> **EXERCISE DETAILS**
Copy out every line in the entries below that includes "title".

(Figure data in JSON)
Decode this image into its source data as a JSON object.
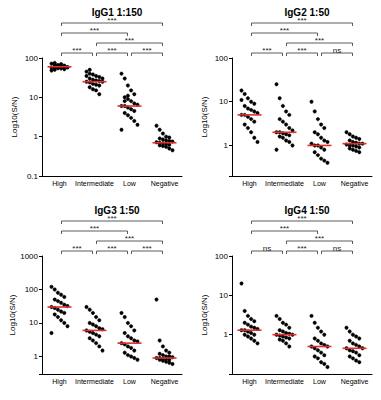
{
  "chart_data": [
    {
      "type": "scatter",
      "title": "IgG1 1:150",
      "y_label": "Log10(S/N)",
      "categories": [
        "High",
        "Intermediate",
        "Low",
        "Negative"
      ],
      "values": [
        [
          72,
          68,
          65,
          63,
          62,
          61,
          60,
          60,
          59,
          58,
          57,
          56,
          55,
          54,
          52,
          50,
          66,
          70,
          64,
          58,
          48,
          75
        ],
        [
          45,
          40,
          38,
          35,
          33,
          30,
          28,
          27,
          26,
          25,
          25,
          24,
          22,
          21,
          20,
          18,
          16,
          15,
          12,
          30,
          35,
          50
        ],
        [
          40,
          30,
          20,
          15,
          12,
          10,
          9,
          8,
          7,
          6.5,
          6,
          6,
          5.5,
          5,
          4.5,
          4,
          3.5,
          3,
          2.5,
          2,
          1.5,
          8,
          11
        ],
        [
          1.9,
          1.5,
          1.2,
          1,
          0.95,
          0.9,
          0.85,
          0.8,
          0.78,
          0.75,
          0.72,
          0.7,
          0.68,
          0.65,
          0.62,
          0.6,
          0.58,
          0.55,
          0.5,
          0.45
        ]
      ],
      "medians": {
        "values": [
          60,
          25,
          6,
          0.7
        ],
        "color": "#e0302b"
      },
      "comparisons": [
        {
          "from": "High",
          "to": "Intermediate",
          "label": "***"
        },
        {
          "from": "Intermediate",
          "to": "Low",
          "label": "***"
        },
        {
          "from": "Low",
          "to": "Negative",
          "label": "***"
        },
        {
          "from": "Intermediate",
          "to": "Negative",
          "label": "***"
        },
        {
          "from": "High",
          "to": "Low",
          "label": "***"
        },
        {
          "from": "High",
          "to": "Negative",
          "label": "***"
        }
      ],
      "color": "#000000",
      "marker": "circle",
      "log": "y",
      "grid": false,
      "ylim": [
        0.1,
        100
      ],
      "yticks": [
        0.1,
        1,
        10,
        100
      ]
    },
    {
      "type": "scatter",
      "title": "IgG2 1:50",
      "y_label": "Log10(S/N)",
      "categories": [
        "High",
        "Intermediate",
        "Low",
        "Negative"
      ],
      "values": [
        [
          18,
          15,
          12,
          10,
          9,
          8,
          7,
          6.5,
          6,
          5.5,
          5,
          5,
          4.5,
          4,
          3.5,
          3,
          2.5,
          2,
          1.5,
          1.2,
          11
        ],
        [
          25,
          12,
          8,
          6,
          5,
          4,
          3.5,
          3,
          2.5,
          2.2,
          2,
          2,
          1.9,
          1.8,
          1.7,
          1.6,
          1.5,
          1.3,
          1.2,
          1,
          0.8
        ],
        [
          10,
          6,
          4,
          3,
          2.5,
          2,
          1.8,
          1.5,
          1.3,
          1.2,
          1.1,
          1,
          1,
          0.9,
          0.8,
          0.7,
          0.6,
          0.5,
          0.45,
          0.4
        ],
        [
          2,
          1.8,
          1.6,
          1.5,
          1.4,
          1.3,
          1.2,
          1.15,
          1.1,
          1.1,
          1.05,
          1,
          1,
          0.95,
          0.9,
          0.85,
          0.8,
          0.75,
          0.7
        ]
      ],
      "medians": {
        "values": [
          5,
          2,
          1,
          1.1
        ],
        "color": "#e0302b"
      },
      "comparisons": [
        {
          "from": "High",
          "to": "Intermediate",
          "label": "***"
        },
        {
          "from": "Intermediate",
          "to": "Low",
          "label": "***"
        },
        {
          "from": "Low",
          "to": "Negative",
          "label": "ns"
        },
        {
          "from": "Intermediate",
          "to": "Negative",
          "label": "***"
        },
        {
          "from": "High",
          "to": "Low",
          "label": "***"
        },
        {
          "from": "High",
          "to": "Negative",
          "label": "***"
        }
      ],
      "color": "#000000",
      "marker": "circle",
      "log": "y",
      "grid": false,
      "ylim": [
        0.2,
        100
      ],
      "yticks": [
        1,
        10,
        100
      ]
    },
    {
      "type": "scatter",
      "title": "IgG3 1:50",
      "y_label": "Log10(S/N)",
      "categories": [
        "High",
        "Intermediate",
        "Low",
        "Negative"
      ],
      "values": [
        [
          120,
          100,
          80,
          70,
          60,
          50,
          45,
          40,
          35,
          32,
          30,
          28,
          25,
          22,
          20,
          18,
          15,
          12,
          10,
          8,
          5
        ],
        [
          30,
          25,
          20,
          15,
          12,
          10,
          9,
          8,
          7,
          6.5,
          6,
          5.5,
          5,
          4.5,
          4,
          3.5,
          3,
          2.5,
          2,
          1.5
        ],
        [
          20,
          15,
          10,
          8,
          6,
          5,
          4,
          3.5,
          3,
          2.8,
          2.5,
          2.3,
          2,
          1.8,
          1.5,
          1.3,
          1.1,
          1,
          0.9,
          0.8
        ],
        [
          50,
          3,
          2,
          1.5,
          1.3,
          1.2,
          1.1,
          1,
          1,
          0.95,
          0.9,
          0.9,
          0.85,
          0.85,
          0.8,
          0.8,
          0.75,
          0.7,
          0.65,
          0.6
        ]
      ],
      "medians": {
        "values": [
          30,
          6,
          2.5,
          0.9
        ],
        "color": "#e0302b"
      },
      "comparisons": [
        {
          "from": "High",
          "to": "Intermediate",
          "label": "***"
        },
        {
          "from": "Intermediate",
          "to": "Low",
          "label": "***"
        },
        {
          "from": "Low",
          "to": "Negative",
          "label": "***"
        },
        {
          "from": "Intermediate",
          "to": "Negative",
          "label": "***"
        },
        {
          "from": "High",
          "to": "Low",
          "label": "***"
        },
        {
          "from": "High",
          "to": "Negative",
          "label": "***"
        }
      ],
      "color": "#000000",
      "marker": "circle",
      "log": "y",
      "grid": false,
      "ylim": [
        0.3,
        1000
      ],
      "yticks": [
        1,
        10,
        100,
        1000
      ]
    },
    {
      "type": "scatter",
      "title": "IgG4 1:50",
      "y_label": "Log10(S/N)",
      "categories": [
        "High",
        "Intermediate",
        "Low",
        "Negative"
      ],
      "values": [
        [
          20,
          4,
          3,
          2.5,
          2.2,
          2,
          1.8,
          1.6,
          1.5,
          1.4,
          1.3,
          1.3,
          1.2,
          1.1,
          1,
          1,
          0.9,
          0.8,
          0.7,
          0.6
        ],
        [
          3,
          2.5,
          2,
          1.8,
          1.5,
          1.3,
          1.2,
          1.1,
          1.05,
          1,
          1,
          0.95,
          0.9,
          0.85,
          0.8,
          0.75,
          0.7,
          0.6,
          0.5
        ],
        [
          3,
          2,
          1.5,
          1.2,
          1,
          0.8,
          0.7,
          0.6,
          0.55,
          0.5,
          0.5,
          0.45,
          0.4,
          0.35,
          0.3,
          0.28,
          0.25,
          0.2,
          0.18,
          0.15
        ],
        [
          1.5,
          1.2,
          1,
          0.9,
          0.8,
          0.7,
          0.6,
          0.55,
          0.5,
          0.45,
          0.45,
          0.4,
          0.38,
          0.35,
          0.3,
          0.28,
          0.25,
          0.22,
          0.2
        ]
      ],
      "medians": {
        "values": [
          1.3,
          1,
          0.5,
          0.45
        ],
        "color": "#e0302b"
      },
      "comparisons": [
        {
          "from": "High",
          "to": "Intermediate",
          "label": "ns"
        },
        {
          "from": "Intermediate",
          "to": "Low",
          "label": "***"
        },
        {
          "from": "Low",
          "to": "Negative",
          "label": "ns"
        },
        {
          "from": "Intermediate",
          "to": "Negative",
          "label": "***"
        },
        {
          "from": "High",
          "to": "Low",
          "label": "***"
        },
        {
          "from": "High",
          "to": "Negative",
          "label": "***"
        }
      ],
      "color": "#000000",
      "marker": "circle",
      "log": "y",
      "grid": false,
      "ylim": [
        0.1,
        100
      ],
      "yticks": [
        1,
        10,
        100
      ]
    }
  ]
}
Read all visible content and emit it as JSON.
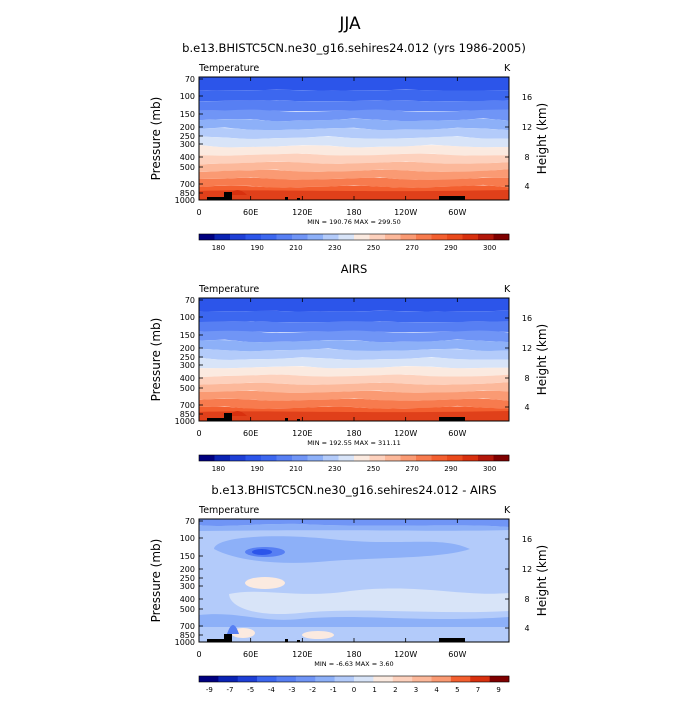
{
  "page": {
    "title": "JJA"
  },
  "chart_data": [
    {
      "type": "heatmap",
      "title": "b.e13.BHISTC5CN.ne30_g16.sehires24.012 (yrs 1986-2005)",
      "field_label": "Temperature",
      "units": "K",
      "ylabel": "Pressure (mb)",
      "y2label": "Height (km)",
      "x_ticks": [
        "0",
        "60E",
        "120E",
        "180",
        "120W",
        "60W"
      ],
      "y_ticks": [
        "70",
        "100",
        "150",
        "200",
        "250",
        "300",
        "400",
        "500",
        "700",
        "850",
        "1000"
      ],
      "y2_ticks": [
        "16",
        "12",
        "8",
        "4"
      ],
      "ylim": [
        1000,
        70
      ],
      "stats": {
        "min": "190.76",
        "max": "299.50"
      },
      "stats_text": "MIN = 190.76  MAX = 299.50",
      "colorbar_labels": [
        "180",
        "190",
        "210",
        "230",
        "250",
        "270",
        "290",
        "300"
      ],
      "bands": [
        "#2c55ea",
        "#3c67ef",
        "#577ff3",
        "#7095f6",
        "#8db0f8",
        "#b3cbfa",
        "#d8e4f8",
        "#fbeae0",
        "#fdd1bd",
        "#fcb89a",
        "#fa9a73",
        "#f77b4e",
        "#f35f2f",
        "#ea4a1c"
      ]
    },
    {
      "type": "heatmap",
      "title": "AIRS",
      "field_label": "Temperature",
      "units": "K",
      "ylabel": "Pressure (mb)",
      "y2label": "Height (km)",
      "x_ticks": [
        "0",
        "60E",
        "120E",
        "180",
        "120W",
        "60W"
      ],
      "y_ticks": [
        "70",
        "100",
        "150",
        "200",
        "250",
        "300",
        "400",
        "500",
        "700",
        "850",
        "1000"
      ],
      "y2_ticks": [
        "16",
        "12",
        "8",
        "4"
      ],
      "ylim": [
        1000,
        70
      ],
      "stats": {
        "min": "192.55",
        "max": "311.11"
      },
      "stats_text": "MIN = 192.55  MAX = 311.11",
      "colorbar_labels": [
        "180",
        "190",
        "210",
        "230",
        "250",
        "270",
        "290",
        "300"
      ],
      "bands": [
        "#2c55ea",
        "#3c67ef",
        "#577ff3",
        "#7095f6",
        "#8db0f8",
        "#b3cbfa",
        "#d8e4f8",
        "#fbeae0",
        "#fdd1bd",
        "#fcb89a",
        "#fa9a73",
        "#f77b4e",
        "#f35f2f",
        "#ea4a1c"
      ]
    },
    {
      "type": "heatmap",
      "title": "b.e13.BHISTC5CN.ne30_g16.sehires24.012 - AIRS",
      "field_label": "Temperature",
      "units": "K",
      "ylabel": "Pressure (mb)",
      "y2label": "Height (km)",
      "x_ticks": [
        "0",
        "60E",
        "120E",
        "180",
        "120W",
        "60W"
      ],
      "y_ticks": [
        "70",
        "100",
        "150",
        "200",
        "250",
        "300",
        "400",
        "500",
        "700",
        "850",
        "1000"
      ],
      "y2_ticks": [
        "16",
        "12",
        "8",
        "4"
      ],
      "ylim": [
        1000,
        70
      ],
      "stats": {
        "min": "-6.63",
        "max": "3.60"
      },
      "stats_text": "MIN =  -6.63  MAX =  3.60",
      "colorbar_labels": [
        "-9",
        "-7",
        "-5",
        "-4",
        "-3",
        "-2",
        "-1",
        "0",
        "1",
        "2",
        "3",
        "4",
        "5",
        "7",
        "9"
      ],
      "background": "#b3cbfa"
    }
  ],
  "colorbar_colors": {
    "absolute": [
      "#00007f",
      "#0a23b4",
      "#1e3fd6",
      "#2c55ea",
      "#3c67ef",
      "#577ff3",
      "#7095f6",
      "#8db0f8",
      "#b3cbfa",
      "#d8e4f8",
      "#fbeae0",
      "#fdd1bd",
      "#fcb89a",
      "#fa9a73",
      "#f77b4e",
      "#f35f2f",
      "#ea4a1c",
      "#d8300e",
      "#b3170a",
      "#7f0000"
    ],
    "difference": [
      "#00007f",
      "#0a23b4",
      "#1e3fd6",
      "#3c67ef",
      "#577ff3",
      "#7095f6",
      "#8db0f8",
      "#b3cbfa",
      "#d8e4f8",
      "#fbeae0",
      "#fdd1bd",
      "#fcb89a",
      "#fa9a73",
      "#f35f2f",
      "#d8300e",
      "#7f0000"
    ]
  }
}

> **IN RESPONSE**
      "title": "IgG1 1:150",
      "title": "IgG2 1:50",
      "title": "IgG3 1:50",
      "title": "IgG4 1:50",
    "title": "JJA"
      "title": "b.e13.BHISTC5CN.ne30_g16.sehires24.012 (yrs 1986-2005)",
      "title": "AIRS",
      "title": "b.e13.BHISTC5CN.ne30_g16.sehires24.012 - AIRS",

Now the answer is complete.